* **GIVEN PROBLEM**
Take the data below and repeat it exactly.

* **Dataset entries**
## START
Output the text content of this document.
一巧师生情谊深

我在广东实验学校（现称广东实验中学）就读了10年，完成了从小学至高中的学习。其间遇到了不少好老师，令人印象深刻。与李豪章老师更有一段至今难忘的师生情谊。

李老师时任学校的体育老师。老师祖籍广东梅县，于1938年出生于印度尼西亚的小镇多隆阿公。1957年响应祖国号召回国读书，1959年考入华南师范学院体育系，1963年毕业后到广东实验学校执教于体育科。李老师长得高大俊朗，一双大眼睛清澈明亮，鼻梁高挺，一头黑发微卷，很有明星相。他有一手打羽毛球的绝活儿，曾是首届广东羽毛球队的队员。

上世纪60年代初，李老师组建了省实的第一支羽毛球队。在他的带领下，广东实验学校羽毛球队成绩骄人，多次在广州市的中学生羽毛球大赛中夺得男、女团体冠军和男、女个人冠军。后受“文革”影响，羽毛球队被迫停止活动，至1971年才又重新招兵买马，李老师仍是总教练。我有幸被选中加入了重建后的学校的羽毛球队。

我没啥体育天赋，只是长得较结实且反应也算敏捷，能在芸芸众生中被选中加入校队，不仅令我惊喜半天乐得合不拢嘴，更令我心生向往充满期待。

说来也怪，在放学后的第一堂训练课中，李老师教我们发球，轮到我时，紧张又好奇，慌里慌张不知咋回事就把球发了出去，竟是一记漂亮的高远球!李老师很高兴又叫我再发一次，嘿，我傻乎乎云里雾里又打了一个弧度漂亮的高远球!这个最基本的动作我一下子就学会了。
## END
* **RESULT OF THIS EXERCISE**
Output the text content of this document.
一巧师生情谊深

我在广东实验学校（现称广东实验中学）就读了10年，完成了从小学至高中的学习。其间遇到了不少好老师，令人印象深刻。与李豪章老师更有一段至今难忘的师生情谊。

李老师时任学校的体育老师。老师祖籍广东梅县，于1938年出生于印度尼西亚的小镇多隆阿公。1957年响应祖国号召回国读书，1959年考入华南师范学院体育系，1963年毕业后到广东实验学校执教于体育科。李老师长得高大俊朗，一双大眼睛清澈明亮，鼻梁高挺，一头黑发微卷，很有明星相。他有一手打羽毛球的绝活儿，曾是首届广东羽毛球队的队员。

上世纪60年代初，李老师组建了省实的第一支羽毛球队。在他的带领下，广东实验学校羽毛球队成绩骄人，多次在广州市的中学生羽毛球大赛中夺得男、女团体冠军和男、女个人冠军。后受“文革”影响，羽毛球队被迫停止活动，至1971年才又重新招兵买马，李老师仍是总教练。我有幸被选中加入了重建后的学校的羽毛球队。

我没啥体育天赋，只是长得较结实且反应也算敏捷，能在芸芸众生中被选中加入校队，不仅令我惊喜半天乐得合不拢嘴，更令我心生向往充满期待。

说来也怪，在放学后的第一堂训练课中，李老师教我们发球，轮到我时，紧张又好奇，慌里慌张不知咋回事就把球发了出去，竟是一记漂亮的高远球!李老师很高兴又叫我再发一次，嘿，我傻乎乎云里雾里又打了一个弧度漂亮的高远球!这个最基本的动作我一下子就学会了。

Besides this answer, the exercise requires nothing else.